▶ EXERCISE DIRECTIONS
Produce the full set of records below once more, exactly as they stand.

▶ DATA FOR THE TASK
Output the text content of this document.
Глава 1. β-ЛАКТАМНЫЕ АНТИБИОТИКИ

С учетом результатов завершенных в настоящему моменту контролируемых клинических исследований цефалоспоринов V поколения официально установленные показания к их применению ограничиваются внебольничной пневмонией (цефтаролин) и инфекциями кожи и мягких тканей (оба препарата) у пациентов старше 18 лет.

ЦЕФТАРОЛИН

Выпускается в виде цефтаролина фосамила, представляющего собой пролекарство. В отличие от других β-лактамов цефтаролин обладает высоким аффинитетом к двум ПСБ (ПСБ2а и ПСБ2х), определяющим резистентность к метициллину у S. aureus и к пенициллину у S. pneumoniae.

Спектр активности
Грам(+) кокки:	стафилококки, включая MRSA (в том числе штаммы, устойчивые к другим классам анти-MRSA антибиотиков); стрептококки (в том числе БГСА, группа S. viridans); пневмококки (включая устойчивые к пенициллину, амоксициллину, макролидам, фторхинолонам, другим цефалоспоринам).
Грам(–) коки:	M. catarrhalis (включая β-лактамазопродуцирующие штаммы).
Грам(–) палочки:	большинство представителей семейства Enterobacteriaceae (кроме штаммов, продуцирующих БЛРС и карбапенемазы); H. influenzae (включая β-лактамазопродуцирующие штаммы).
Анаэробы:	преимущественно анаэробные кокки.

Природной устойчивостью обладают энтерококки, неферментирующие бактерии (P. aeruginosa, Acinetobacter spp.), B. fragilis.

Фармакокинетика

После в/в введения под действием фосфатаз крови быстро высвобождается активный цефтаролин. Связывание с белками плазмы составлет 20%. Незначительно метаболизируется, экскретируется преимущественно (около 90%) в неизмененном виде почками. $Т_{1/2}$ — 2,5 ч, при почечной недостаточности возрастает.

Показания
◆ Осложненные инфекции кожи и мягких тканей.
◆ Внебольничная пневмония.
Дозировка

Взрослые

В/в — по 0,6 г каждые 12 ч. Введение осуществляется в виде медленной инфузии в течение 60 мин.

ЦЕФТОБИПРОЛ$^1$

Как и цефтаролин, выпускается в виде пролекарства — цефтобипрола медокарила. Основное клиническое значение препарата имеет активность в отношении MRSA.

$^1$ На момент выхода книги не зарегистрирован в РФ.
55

▶ EXERCISE ANSWER
Output the text content of this document.
Глава 1. β-ЛАКТАМНЫЕ АНТИБИОТИКИ

С учетом результатов завершенных в настоящему моменту контролируемых клинических исследований цефалоспоринов V поколения официально установленные показания к их применению ограничиваются внебольничной пневмонией (цефтаролин) и инфекциями кожи и мягких тканей (оба препарата) у пациентов старше 18 лет.

ЦЕФТАРОЛИН

Выпускается в виде цефтаролина фосамила, представляющего собой пролекарство. В отличие от других β-лактамов цефтаролин обладает высоким аффинитетом к двум ПСБ (ПСБ2а и ПСБ2х), определяющим резистентность к метициллину у S. aureus и к пенициллину у S. pneumoniae.

Спектр активности
Грам(+) кокки:	стафилококки, включая MRSA (в том числе штаммы, устойчивые к другим классам анти-MRSA антибиотиков); стрептококки (в том числе БГСА, группа S. viridans); пневмококки (включая устойчивые к пенициллину, амоксициллину, макролидам, фторхинолонам, другим цефалоспоринам).
Грам(–) коки:	M. catarrhalis (включая β-лактамазопродуцирующие штаммы).
Грам(–) палочки:	большинство представителей семейства Enterobacteriaceae (кроме штаммов, продуцирующих БЛРС и карбапенемазы); H. influenzae (включая β-лактамазопродуцирующие штаммы).
Анаэробы:	преимущественно анаэробные кокки.

Природной устойчивостью обладают энтерококки, неферментирующие бактерии (P. aeruginosa, Acinetobacter spp.), B. fragilis.

Фармакокинетика

После в/в введения под действием фосфатаз крови быстро высвобождается активный цефтаролин. Связывание с белками плазмы составлет 20%. Незначительно метаболизируется, экскретируется преимущественно (около 90%) в неизмененном виде почками. $Т_{1/2}$ — 2,5 ч, при почечной недостаточности возрастает.

Показания
◆ Осложненные инфекции кожи и мягких тканей.
◆ Внебольничная пневмония.
Дозировка

Взрослые

В/в — по 0,6 г каждые 12 ч. Введение осуществляется в виде медленной инфузии в течение 60 мин.

ЦЕФТОБИПРОЛ$^1$

Как и цефтаролин, выпускается в виде пролекарства — цефтобипрола медокарила. Основное клиническое значение препарата имеет активность в отношении MRSA.

$^1$ На момент выхода книги не зарегистрирован в РФ.
55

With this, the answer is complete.